>> start
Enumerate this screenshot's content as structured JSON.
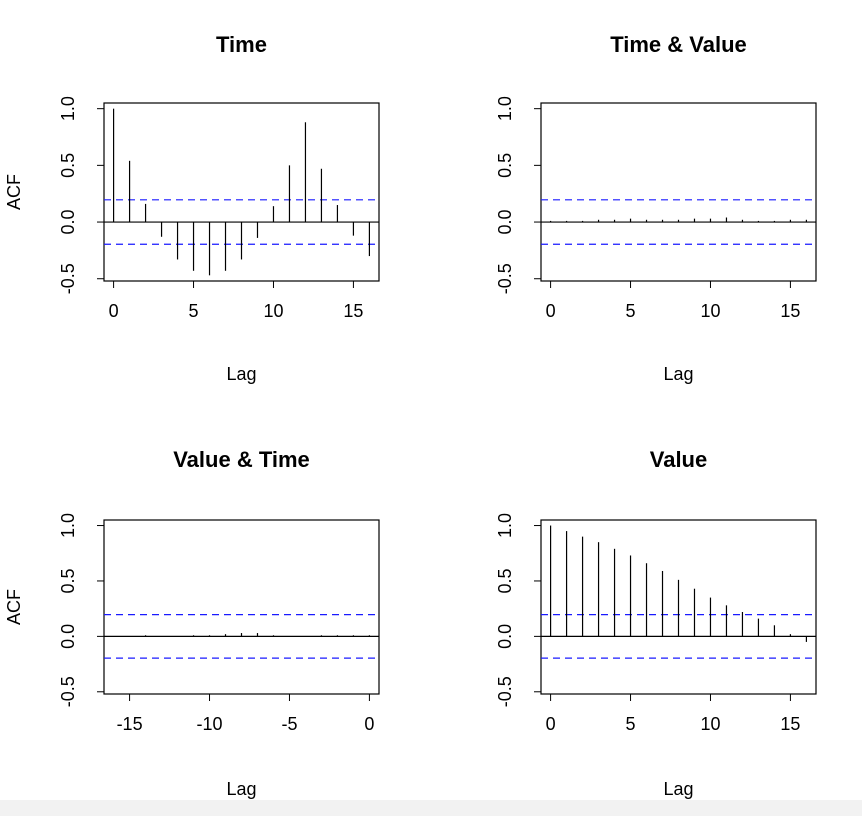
{
  "colors": {
    "ci": "#1a1aff",
    "spike": "#000000",
    "background": "#ffffff",
    "bottom_strip": "#f2f2f2"
  },
  "chart_data": [
    {
      "type": "bar",
      "title": "Time",
      "xlabel": "Lag",
      "ylabel": "ACF",
      "x": [
        0,
        1,
        2,
        3,
        4,
        5,
        6,
        7,
        8,
        9,
        10,
        11,
        12,
        13,
        14,
        15,
        16
      ],
      "values": [
        1.0,
        0.54,
        0.16,
        -0.13,
        -0.33,
        -0.43,
        -0.47,
        -0.43,
        -0.33,
        -0.14,
        0.14,
        0.5,
        0.88,
        0.47,
        0.15,
        -0.12,
        -0.3
      ],
      "ci": [
        0.196,
        -0.196
      ],
      "xlim": [
        -0.6,
        16.6
      ],
      "ylim": [
        -0.52,
        1.05
      ],
      "xticks": [
        0,
        5,
        10,
        15
      ],
      "xtick_labels": [
        "0",
        "5",
        "10",
        "15"
      ],
      "yticks": [
        -0.5,
        0.0,
        0.5,
        1.0
      ],
      "ytick_labels": [
        "-0.5",
        "0.0",
        "0.5",
        "1.0"
      ]
    },
    {
      "type": "bar",
      "title": "Time & Value",
      "xlabel": "Lag",
      "ylabel": "",
      "x": [
        0,
        1,
        2,
        3,
        4,
        5,
        6,
        7,
        8,
        9,
        10,
        11,
        12,
        13,
        14,
        15,
        16
      ],
      "values": [
        0.01,
        0.01,
        0.01,
        0.02,
        0.02,
        0.03,
        0.02,
        0.02,
        0.02,
        0.03,
        0.03,
        0.04,
        0.02,
        0.01,
        0.01,
        0.02,
        0.02
      ],
      "ci": [
        0.196,
        -0.196
      ],
      "xlim": [
        -0.6,
        16.6
      ],
      "ylim": [
        -0.52,
        1.05
      ],
      "xticks": [
        0,
        5,
        10,
        15
      ],
      "xtick_labels": [
        "0",
        "5",
        "10",
        "15"
      ],
      "yticks": [
        -0.5,
        0.0,
        0.5,
        1.0
      ],
      "ytick_labels": [
        "-0.5",
        "0.0",
        "0.5",
        "1.0"
      ]
    },
    {
      "type": "bar",
      "title": "Value & Time",
      "xlabel": "Lag",
      "ylabel": "ACF",
      "x": [
        -16,
        -15,
        -14,
        -13,
        -12,
        -11,
        -10,
        -9,
        -8,
        -7,
        -6,
        -5,
        -4,
        -3,
        -2,
        -1,
        0
      ],
      "values": [
        0.0,
        0.0,
        0.01,
        0.0,
        0.0,
        0.01,
        0.01,
        0.02,
        0.03,
        0.03,
        0.01,
        0.0,
        0.0,
        0.01,
        0.01,
        0.01,
        0.01
      ],
      "ci": [
        0.196,
        -0.196
      ],
      "xlim": [
        -16.6,
        0.6
      ],
      "ylim": [
        -0.52,
        1.05
      ],
      "xticks": [
        -15,
        -10,
        -5,
        0
      ],
      "xtick_labels": [
        "-15",
        "-10",
        "-5",
        "0"
      ],
      "yticks": [
        -0.5,
        0.0,
        0.5,
        1.0
      ],
      "ytick_labels": [
        "-0.5",
        "0.0",
        "0.5",
        "1.0"
      ]
    },
    {
      "type": "bar",
      "title": "Value",
      "xlabel": "Lag",
      "ylabel": "",
      "x": [
        0,
        1,
        2,
        3,
        4,
        5,
        6,
        7,
        8,
        9,
        10,
        11,
        12,
        13,
        14,
        15,
        16
      ],
      "values": [
        1.0,
        0.95,
        0.9,
        0.85,
        0.79,
        0.73,
        0.66,
        0.59,
        0.51,
        0.43,
        0.35,
        0.28,
        0.22,
        0.16,
        0.1,
        0.02,
        -0.05
      ],
      "ci": [
        0.196,
        -0.196
      ],
      "xlim": [
        -0.6,
        16.6
      ],
      "ylim": [
        -0.52,
        1.05
      ],
      "xticks": [
        0,
        5,
        10,
        15
      ],
      "xtick_labels": [
        "0",
        "5",
        "10",
        "15"
      ],
      "yticks": [
        -0.5,
        0.0,
        0.5,
        1.0
      ],
      "ytick_labels": [
        "-0.5",
        "0.0",
        "0.5",
        "1.0"
      ]
    }
  ]
}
>> end
• WHAT TO WORK ON:
Reproduce the material above in full and without alteration, but skip all pictures.

• RESPONSE:
Enumerate this screenshot's content as structured JSON.
{
  "colors": {
    "ci": "#1a1aff",
    "spike": "#000000",
    "background": "#ffffff",
    "bottom_strip": "#f2f2f2"
  },
  "chart_data": [
    {
      "type": "bar",
      "title": "Time",
      "xlabel": "Lag",
      "ylabel": "ACF",
      "x": [
        0,
        1,
        2,
        3,
        4,
        5,
        6,
        7,
        8,
        9,
        10,
        11,
        12,
        13,
        14,
        15,
        16
      ],
      "values": [
        1.0,
        0.54,
        0.16,
        -0.13,
        -0.33,
        -0.43,
        -0.47,
        -0.43,
        -0.33,
        -0.14,
        0.14,
        0.5,
        0.88,
        0.47,
        0.15,
        -0.12,
        -0.3
      ],
      "ci": [
        0.196,
        -0.196
      ],
      "xlim": [
        -0.6,
        16.6
      ],
      "ylim": [
        -0.52,
        1.05
      ],
      "xticks": [
        0,
        5,
        10,
        15
      ],
      "xtick_labels": [
        "0",
        "5",
        "10",
        "15"
      ],
      "yticks": [
        -0.5,
        0.0,
        0.5,
        1.0
      ],
      "ytick_labels": [
        "-0.5",
        "0.0",
        "0.5",
        "1.0"
      ]
    },
    {
      "type": "bar",
      "title": "Time & Value",
      "xlabel": "Lag",
      "ylabel": "",
      "x": [
        0,
        1,
        2,
        3,
        4,
        5,
        6,
        7,
        8,
        9,
        10,
        11,
        12,
        13,
        14,
        15,
        16
      ],
      "values": [
        0.01,
        0.01,
        0.01,
        0.02,
        0.02,
        0.03,
        0.02,
        0.02,
        0.02,
        0.03,
        0.03,
        0.04,
        0.02,
        0.01,
        0.01,
        0.02,
        0.02
      ],
      "ci": [
        0.196,
        -0.196
      ],
      "xlim": [
        -0.6,
        16.6
      ],
      "ylim": [
        -0.52,
        1.05
      ],
      "xticks": [
        0,
        5,
        10,
        15
      ],
      "xtick_labels": [
        "0",
        "5",
        "10",
        "15"
      ],
      "yticks": [
        -0.5,
        0.0,
        0.5,
        1.0
      ],
      "ytick_labels": [
        "-0.5",
        "0.0",
        "0.5",
        "1.0"
      ]
    },
    {
      "type": "bar",
      "title": "Value & Time",
      "xlabel": "Lag",
      "ylabel": "ACF",
      "x": [
        -16,
        -15,
        -14,
        -13,
        -12,
        -11,
        -10,
        -9,
        -8,
        -7,
        -6,
        -5,
        -4,
        -3,
        -2,
        -1,
        0
      ],
      "values": [
        0.0,
        0.0,
        0.01,
        0.0,
        0.0,
        0.01,
        0.01,
        0.02,
        0.03,
        0.03,
        0.01,
        0.0,
        0.0,
        0.01,
        0.01,
        0.01,
        0.01
      ],
      "ci": [
        0.196,
        -0.196
      ],
      "xlim": [
        -16.6,
        0.6
      ],
      "ylim": [
        -0.52,
        1.05
      ],
      "xticks": [
        -15,
        -10,
        -5,
        0
      ],
      "xtick_labels": [
        "-15",
        "-10",
        "-5",
        "0"
      ],
      "yticks": [
        -0.5,
        0.0,
        0.5,
        1.0
      ],
      "ytick_labels": [
        "-0.5",
        "0.0",
        "0.5",
        "1.0"
      ]
    },
    {
      "type": "bar",
      "title": "Value",
      "xlabel": "Lag",
      "ylabel": "",
      "x": [
        0,
        1,
        2,
        3,
        4,
        5,
        6,
        7,
        8,
        9,
        10,
        11,
        12,
        13,
        14,
        15,
        16
      ],
      "values": [
        1.0,
        0.95,
        0.9,
        0.85,
        0.79,
        0.73,
        0.66,
        0.59,
        0.51,
        0.43,
        0.35,
        0.28,
        0.22,
        0.16,
        0.1,
        0.02,
        -0.05
      ],
      "ci": [
        0.196,
        -0.196
      ],
      "xlim": [
        -0.6,
        16.6
      ],
      "ylim": [
        -0.52,
        1.05
      ],
      "xticks": [
        0,
        5,
        10,
        15
      ],
      "xtick_labels": [
        "0",
        "5",
        "10",
        "15"
      ],
      "yticks": [
        -0.5,
        0.0,
        0.5,
        1.0
      ],
      "ytick_labels": [
        "-0.5",
        "0.0",
        "0.5",
        "1.0"
      ]
    }
  ]
}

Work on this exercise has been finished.